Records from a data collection
______________________________

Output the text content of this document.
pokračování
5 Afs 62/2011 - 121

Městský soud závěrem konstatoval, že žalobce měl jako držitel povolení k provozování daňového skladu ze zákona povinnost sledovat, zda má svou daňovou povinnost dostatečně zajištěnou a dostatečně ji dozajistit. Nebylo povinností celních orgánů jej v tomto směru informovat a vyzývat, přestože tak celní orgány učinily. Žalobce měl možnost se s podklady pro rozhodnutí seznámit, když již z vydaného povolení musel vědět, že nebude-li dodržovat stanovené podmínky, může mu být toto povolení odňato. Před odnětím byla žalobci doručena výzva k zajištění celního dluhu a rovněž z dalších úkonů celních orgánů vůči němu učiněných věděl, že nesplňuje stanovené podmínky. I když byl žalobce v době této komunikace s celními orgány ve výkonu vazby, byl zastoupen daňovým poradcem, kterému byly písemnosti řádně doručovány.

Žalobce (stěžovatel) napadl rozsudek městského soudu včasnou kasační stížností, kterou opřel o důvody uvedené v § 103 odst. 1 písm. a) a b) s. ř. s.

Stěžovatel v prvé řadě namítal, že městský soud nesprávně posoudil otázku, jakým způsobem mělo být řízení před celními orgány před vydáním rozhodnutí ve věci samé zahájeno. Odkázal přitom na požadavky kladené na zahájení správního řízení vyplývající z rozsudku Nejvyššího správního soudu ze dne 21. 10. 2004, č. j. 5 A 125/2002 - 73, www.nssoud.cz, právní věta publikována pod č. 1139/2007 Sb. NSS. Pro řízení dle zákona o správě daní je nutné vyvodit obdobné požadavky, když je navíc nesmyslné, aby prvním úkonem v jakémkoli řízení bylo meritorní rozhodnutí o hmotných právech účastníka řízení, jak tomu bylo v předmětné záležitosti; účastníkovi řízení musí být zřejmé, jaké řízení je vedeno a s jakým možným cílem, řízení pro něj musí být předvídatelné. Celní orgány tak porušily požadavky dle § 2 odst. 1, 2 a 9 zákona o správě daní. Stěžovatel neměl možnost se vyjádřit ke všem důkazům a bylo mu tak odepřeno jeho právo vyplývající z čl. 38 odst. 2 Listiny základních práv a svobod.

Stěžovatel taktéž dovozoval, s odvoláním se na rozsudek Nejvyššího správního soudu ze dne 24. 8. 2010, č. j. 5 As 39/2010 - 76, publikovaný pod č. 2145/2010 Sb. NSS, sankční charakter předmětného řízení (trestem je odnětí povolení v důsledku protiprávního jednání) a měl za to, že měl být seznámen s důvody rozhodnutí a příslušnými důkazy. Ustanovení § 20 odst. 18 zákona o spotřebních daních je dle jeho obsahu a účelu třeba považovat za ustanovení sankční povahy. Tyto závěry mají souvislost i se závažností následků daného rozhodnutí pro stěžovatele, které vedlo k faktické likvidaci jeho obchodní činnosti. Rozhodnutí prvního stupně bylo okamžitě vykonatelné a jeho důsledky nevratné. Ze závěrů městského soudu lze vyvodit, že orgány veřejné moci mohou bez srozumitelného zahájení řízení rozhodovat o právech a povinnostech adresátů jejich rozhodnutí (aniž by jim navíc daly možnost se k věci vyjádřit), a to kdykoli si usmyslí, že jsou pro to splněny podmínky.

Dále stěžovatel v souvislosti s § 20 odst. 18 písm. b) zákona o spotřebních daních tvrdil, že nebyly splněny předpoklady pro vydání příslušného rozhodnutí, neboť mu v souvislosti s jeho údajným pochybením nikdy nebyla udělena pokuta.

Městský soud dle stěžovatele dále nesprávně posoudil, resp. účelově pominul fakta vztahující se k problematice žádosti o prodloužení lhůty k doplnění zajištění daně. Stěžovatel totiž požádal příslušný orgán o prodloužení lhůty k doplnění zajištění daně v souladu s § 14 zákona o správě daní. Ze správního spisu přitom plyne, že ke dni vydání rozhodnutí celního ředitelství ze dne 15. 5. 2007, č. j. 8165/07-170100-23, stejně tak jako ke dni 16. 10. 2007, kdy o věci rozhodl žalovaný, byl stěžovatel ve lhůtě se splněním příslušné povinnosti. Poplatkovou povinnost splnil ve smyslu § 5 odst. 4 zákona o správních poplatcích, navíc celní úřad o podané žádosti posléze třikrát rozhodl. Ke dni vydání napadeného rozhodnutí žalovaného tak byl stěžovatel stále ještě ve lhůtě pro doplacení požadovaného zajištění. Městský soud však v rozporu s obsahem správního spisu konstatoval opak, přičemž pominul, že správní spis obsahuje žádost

______________________________

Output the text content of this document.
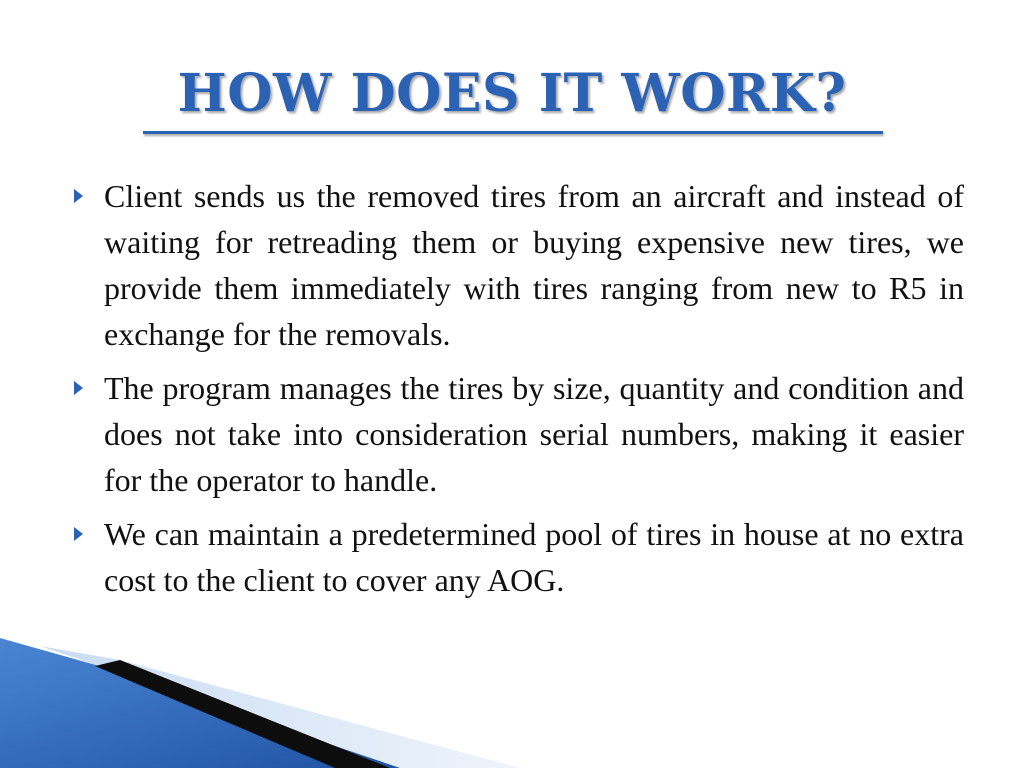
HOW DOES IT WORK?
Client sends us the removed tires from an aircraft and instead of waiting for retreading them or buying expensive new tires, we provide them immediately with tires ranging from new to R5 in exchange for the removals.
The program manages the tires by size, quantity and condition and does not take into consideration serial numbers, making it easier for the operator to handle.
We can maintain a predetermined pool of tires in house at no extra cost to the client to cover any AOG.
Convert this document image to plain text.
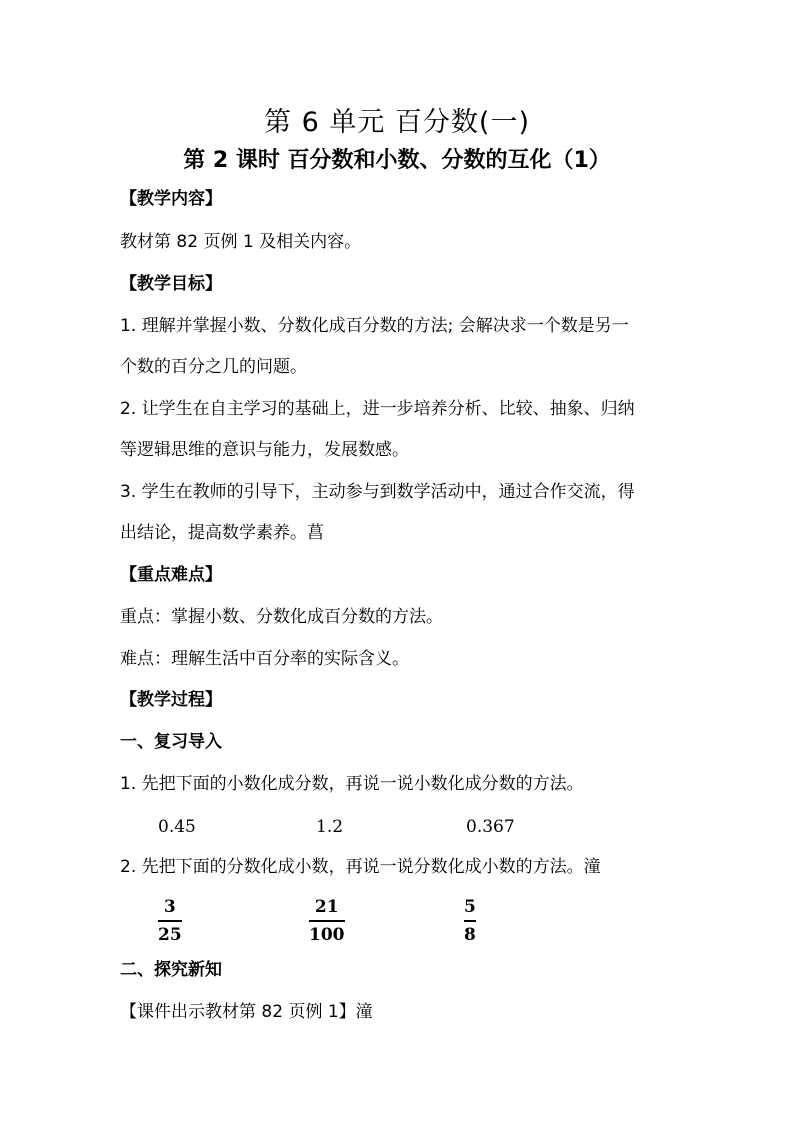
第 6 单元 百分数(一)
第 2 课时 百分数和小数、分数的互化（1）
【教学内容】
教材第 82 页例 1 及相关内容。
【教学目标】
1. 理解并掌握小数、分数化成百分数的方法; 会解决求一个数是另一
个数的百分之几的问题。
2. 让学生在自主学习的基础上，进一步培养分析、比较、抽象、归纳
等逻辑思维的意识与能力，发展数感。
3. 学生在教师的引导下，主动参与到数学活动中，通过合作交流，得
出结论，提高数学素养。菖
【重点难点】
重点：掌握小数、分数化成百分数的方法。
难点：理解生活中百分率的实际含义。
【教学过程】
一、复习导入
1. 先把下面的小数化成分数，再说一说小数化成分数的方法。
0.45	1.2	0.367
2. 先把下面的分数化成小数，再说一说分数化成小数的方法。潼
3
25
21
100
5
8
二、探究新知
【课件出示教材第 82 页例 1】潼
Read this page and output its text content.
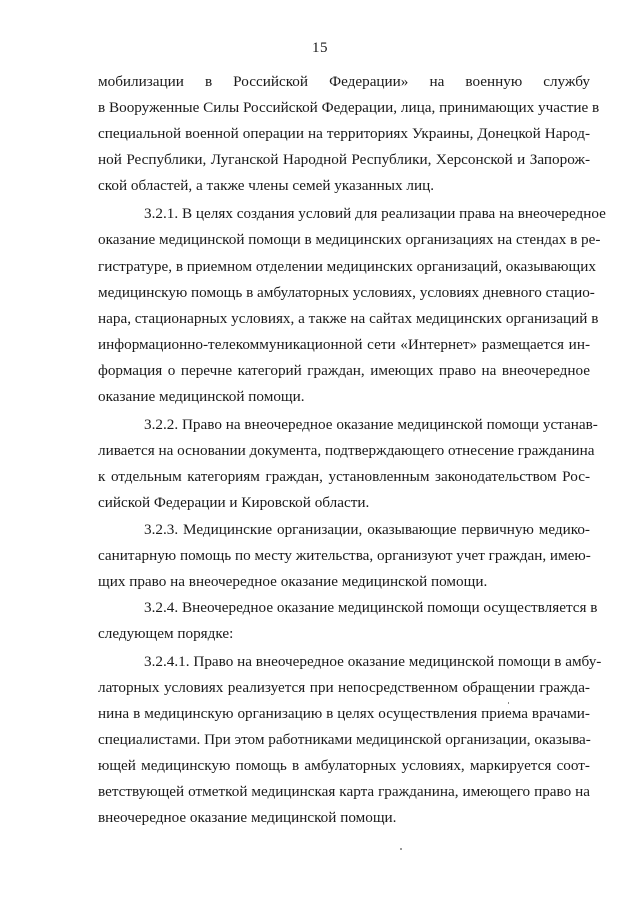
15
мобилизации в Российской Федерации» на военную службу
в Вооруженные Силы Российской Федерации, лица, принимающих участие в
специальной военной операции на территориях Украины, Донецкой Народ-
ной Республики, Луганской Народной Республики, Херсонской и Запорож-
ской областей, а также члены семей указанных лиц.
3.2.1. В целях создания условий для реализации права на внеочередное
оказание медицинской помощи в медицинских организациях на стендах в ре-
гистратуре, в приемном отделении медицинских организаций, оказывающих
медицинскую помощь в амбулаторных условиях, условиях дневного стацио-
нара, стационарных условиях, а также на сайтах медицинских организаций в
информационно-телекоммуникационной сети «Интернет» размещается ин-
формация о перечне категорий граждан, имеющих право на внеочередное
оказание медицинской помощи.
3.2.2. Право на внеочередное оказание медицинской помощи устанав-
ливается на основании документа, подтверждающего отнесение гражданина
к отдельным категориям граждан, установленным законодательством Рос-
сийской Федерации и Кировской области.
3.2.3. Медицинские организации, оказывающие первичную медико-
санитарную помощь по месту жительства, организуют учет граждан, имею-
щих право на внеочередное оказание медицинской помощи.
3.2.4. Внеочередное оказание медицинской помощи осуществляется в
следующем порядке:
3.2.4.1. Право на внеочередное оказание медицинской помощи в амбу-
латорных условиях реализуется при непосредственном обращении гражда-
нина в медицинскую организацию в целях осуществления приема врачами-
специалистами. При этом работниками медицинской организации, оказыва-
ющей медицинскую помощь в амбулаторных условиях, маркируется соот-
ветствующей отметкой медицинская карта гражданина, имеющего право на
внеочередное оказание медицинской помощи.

______________________________

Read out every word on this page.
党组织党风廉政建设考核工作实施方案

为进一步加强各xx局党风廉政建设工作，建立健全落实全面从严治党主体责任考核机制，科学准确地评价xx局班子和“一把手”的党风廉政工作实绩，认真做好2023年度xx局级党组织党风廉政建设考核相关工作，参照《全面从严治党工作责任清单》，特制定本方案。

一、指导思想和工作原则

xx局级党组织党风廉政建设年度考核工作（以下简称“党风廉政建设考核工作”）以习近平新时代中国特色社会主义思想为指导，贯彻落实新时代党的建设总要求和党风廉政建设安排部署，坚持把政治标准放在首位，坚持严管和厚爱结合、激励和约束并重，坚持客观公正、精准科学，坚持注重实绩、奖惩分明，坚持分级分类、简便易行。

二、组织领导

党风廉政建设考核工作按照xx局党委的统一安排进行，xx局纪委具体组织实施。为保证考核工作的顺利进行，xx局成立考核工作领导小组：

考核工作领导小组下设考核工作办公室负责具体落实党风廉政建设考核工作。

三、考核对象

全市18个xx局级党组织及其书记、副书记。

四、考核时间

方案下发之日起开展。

______________________________

◆ **Direction**: Go through the entries above and count the lines containing the word "медицинских"; give only that count.

◆ **Task output**: 3